**The exercise:** Lay out the items from the first line through the line containing "value-label: 184 [953,120,1016,162]" as a Markdown table with the columns "Row" and "Entry." Number each line in order, and omit any blank lines.

**Records for the exercise:**
□ □ □ □ □
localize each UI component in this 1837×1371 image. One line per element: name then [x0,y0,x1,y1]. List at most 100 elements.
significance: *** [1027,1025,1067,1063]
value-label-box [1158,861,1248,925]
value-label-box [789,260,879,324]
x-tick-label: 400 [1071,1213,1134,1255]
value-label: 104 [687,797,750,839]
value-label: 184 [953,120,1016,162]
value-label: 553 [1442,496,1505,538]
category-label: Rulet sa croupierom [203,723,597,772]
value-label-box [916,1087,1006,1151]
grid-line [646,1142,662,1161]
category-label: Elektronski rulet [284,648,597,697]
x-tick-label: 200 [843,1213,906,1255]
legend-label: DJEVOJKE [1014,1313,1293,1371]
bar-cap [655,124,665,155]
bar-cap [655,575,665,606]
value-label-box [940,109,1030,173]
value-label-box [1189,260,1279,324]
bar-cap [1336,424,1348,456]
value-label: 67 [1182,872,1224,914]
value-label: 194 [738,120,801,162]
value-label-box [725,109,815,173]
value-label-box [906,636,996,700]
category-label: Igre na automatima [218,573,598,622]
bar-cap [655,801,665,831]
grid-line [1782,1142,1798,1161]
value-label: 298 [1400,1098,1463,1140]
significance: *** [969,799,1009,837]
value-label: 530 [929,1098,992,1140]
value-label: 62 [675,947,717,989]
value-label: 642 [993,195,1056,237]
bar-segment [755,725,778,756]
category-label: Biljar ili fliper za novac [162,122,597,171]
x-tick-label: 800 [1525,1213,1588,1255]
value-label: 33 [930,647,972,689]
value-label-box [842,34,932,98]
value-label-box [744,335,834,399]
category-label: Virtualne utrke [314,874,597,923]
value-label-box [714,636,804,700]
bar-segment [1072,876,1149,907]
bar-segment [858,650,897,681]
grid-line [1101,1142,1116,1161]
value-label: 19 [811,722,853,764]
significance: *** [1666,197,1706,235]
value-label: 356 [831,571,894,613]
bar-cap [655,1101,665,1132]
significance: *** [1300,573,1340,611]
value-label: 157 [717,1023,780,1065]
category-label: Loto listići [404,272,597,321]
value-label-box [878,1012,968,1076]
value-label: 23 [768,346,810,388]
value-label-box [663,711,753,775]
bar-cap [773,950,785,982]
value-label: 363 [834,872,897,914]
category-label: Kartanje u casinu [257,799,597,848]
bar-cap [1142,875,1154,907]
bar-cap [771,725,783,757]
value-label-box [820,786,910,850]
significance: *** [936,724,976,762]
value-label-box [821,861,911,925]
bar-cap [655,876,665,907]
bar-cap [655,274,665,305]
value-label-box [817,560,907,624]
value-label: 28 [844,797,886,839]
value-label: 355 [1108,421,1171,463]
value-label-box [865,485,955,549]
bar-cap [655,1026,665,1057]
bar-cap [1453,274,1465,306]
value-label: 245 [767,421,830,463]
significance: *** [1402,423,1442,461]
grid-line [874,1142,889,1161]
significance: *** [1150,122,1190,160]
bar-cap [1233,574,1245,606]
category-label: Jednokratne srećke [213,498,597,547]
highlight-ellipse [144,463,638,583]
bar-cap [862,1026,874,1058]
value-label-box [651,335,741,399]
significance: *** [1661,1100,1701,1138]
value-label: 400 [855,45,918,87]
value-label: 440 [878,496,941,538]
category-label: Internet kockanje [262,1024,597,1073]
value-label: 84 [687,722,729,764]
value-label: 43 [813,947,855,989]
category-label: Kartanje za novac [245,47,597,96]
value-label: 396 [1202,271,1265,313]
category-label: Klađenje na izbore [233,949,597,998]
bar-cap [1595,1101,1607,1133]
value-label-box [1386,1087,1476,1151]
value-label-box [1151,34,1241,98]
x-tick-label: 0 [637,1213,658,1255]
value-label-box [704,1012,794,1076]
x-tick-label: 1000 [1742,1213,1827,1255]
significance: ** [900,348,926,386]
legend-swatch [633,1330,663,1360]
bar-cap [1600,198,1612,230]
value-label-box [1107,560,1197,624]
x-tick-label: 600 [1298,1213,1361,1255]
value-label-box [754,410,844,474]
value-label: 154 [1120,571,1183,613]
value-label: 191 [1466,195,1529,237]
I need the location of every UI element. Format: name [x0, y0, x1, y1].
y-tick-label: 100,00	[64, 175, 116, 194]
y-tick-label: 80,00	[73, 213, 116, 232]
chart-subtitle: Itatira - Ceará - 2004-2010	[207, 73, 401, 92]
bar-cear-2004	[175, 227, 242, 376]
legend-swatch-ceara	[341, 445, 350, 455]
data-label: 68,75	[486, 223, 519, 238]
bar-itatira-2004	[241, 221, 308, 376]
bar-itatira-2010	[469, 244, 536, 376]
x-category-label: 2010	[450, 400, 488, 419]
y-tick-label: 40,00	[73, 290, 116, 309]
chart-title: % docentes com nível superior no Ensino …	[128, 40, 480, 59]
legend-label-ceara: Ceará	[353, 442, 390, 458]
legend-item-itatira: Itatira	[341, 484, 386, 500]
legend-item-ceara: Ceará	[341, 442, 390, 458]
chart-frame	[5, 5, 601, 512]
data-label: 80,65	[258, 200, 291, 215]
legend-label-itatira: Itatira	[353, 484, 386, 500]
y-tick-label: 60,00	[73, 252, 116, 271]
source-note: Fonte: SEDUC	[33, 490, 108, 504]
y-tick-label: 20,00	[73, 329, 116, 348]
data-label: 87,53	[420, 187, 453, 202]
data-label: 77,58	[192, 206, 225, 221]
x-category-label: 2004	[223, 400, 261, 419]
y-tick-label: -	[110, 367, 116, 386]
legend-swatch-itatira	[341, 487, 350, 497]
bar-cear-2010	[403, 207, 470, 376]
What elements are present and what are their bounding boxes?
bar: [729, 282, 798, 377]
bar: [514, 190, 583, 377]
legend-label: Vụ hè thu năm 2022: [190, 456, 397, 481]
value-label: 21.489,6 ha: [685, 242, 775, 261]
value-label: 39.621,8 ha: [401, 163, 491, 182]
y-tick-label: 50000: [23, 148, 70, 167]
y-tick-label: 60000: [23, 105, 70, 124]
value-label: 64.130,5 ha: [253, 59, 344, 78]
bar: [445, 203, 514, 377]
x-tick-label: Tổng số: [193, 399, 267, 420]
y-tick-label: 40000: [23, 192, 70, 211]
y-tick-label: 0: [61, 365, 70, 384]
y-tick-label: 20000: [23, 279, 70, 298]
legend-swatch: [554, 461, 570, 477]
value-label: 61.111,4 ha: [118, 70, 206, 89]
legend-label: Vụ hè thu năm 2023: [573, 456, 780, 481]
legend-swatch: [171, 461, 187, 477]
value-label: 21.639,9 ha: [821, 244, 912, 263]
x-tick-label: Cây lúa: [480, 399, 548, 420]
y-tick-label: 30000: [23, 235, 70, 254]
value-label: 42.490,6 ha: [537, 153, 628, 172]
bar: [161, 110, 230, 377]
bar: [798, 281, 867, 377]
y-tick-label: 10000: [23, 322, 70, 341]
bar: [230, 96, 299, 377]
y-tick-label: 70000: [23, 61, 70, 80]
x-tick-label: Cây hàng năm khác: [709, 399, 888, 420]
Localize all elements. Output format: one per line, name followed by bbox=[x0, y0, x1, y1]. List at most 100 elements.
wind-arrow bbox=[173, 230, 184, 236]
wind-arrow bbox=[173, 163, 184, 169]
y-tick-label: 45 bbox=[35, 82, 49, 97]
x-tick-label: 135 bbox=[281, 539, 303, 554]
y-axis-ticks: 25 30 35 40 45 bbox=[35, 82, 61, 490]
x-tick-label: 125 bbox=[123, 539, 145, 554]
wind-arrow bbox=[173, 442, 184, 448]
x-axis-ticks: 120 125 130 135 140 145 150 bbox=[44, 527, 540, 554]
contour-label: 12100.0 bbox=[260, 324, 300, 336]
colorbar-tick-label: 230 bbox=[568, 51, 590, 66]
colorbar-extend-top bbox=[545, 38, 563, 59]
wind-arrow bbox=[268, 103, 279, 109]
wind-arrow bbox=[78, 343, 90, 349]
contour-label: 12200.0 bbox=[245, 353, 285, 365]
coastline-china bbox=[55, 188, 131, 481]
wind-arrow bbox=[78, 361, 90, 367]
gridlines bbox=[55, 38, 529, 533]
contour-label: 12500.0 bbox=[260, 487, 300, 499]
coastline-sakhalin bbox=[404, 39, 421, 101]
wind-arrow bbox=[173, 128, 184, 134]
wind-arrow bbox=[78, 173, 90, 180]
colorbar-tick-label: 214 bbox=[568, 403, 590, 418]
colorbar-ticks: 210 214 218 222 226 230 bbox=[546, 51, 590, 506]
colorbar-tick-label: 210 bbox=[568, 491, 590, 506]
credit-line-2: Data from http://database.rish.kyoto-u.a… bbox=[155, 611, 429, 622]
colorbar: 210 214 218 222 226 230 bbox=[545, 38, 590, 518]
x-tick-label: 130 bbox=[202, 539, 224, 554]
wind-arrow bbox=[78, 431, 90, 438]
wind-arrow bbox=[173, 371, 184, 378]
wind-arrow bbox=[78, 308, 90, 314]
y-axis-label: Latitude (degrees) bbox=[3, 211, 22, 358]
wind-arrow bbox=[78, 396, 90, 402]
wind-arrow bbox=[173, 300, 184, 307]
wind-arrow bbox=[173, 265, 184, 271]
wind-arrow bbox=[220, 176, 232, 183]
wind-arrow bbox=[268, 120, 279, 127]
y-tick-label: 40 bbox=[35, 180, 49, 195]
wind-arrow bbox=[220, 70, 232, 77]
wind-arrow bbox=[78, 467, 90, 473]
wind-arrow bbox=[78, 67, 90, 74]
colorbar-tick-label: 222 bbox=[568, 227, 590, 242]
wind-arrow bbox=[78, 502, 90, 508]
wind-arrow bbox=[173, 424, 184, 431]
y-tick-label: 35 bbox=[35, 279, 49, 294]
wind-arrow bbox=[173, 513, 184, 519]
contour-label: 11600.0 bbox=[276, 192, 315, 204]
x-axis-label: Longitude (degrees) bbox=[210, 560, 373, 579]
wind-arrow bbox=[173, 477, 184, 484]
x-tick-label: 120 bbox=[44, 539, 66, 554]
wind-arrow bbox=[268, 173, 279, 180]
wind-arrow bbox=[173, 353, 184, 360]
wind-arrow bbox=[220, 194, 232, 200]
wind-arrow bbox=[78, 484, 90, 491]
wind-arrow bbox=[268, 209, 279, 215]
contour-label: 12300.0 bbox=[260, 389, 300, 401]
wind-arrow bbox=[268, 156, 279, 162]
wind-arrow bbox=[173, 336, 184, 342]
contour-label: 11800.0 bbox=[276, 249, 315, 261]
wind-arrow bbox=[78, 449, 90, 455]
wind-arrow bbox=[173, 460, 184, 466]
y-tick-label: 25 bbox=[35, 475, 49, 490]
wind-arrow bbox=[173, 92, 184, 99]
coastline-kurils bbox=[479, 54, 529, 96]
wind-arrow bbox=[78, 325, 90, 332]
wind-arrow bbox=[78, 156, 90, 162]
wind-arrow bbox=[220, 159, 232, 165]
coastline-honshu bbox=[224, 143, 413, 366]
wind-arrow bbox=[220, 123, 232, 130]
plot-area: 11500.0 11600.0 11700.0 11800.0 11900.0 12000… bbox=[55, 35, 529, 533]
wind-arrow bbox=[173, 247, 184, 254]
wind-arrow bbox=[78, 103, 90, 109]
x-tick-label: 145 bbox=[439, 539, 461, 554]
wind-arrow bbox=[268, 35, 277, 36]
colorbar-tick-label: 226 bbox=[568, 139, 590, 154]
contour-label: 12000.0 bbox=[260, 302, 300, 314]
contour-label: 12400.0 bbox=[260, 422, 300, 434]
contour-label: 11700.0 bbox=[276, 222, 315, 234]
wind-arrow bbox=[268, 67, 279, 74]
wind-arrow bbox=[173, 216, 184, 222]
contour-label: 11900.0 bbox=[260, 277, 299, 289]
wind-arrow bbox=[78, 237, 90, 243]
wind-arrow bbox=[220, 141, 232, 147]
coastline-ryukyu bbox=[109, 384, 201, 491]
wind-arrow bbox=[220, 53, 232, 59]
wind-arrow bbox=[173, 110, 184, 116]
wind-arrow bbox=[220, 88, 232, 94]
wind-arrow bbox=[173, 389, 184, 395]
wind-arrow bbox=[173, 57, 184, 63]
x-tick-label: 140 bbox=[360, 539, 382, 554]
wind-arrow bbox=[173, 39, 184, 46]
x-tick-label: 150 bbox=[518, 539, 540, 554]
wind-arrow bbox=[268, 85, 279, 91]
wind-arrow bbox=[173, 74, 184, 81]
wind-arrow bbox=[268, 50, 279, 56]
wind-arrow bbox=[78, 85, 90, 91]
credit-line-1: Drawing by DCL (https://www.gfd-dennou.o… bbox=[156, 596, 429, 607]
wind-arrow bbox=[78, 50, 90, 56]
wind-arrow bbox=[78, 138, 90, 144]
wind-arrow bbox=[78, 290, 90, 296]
□ □ □ □ □
**Output:**
| Row | Entry |
|---|---|
| 1 | localize each UI component in this 1837×1371 image. One line per element: name then [x0,y0,x1,y1]. List at most 100 elements. |
| 2 | significance: *** [1027,1025,1067,1063] |
| 3 | value-label-box [1158,861,1248,925] |
| 4 | value-label-box [789,260,879,324] |
| 5 | x-tick-label: 400 [1071,1213,1134,1255] |
| 6 | value-label: 104 [687,797,750,839] |
| 7 | value-label: 184 [953,120,1016,162] |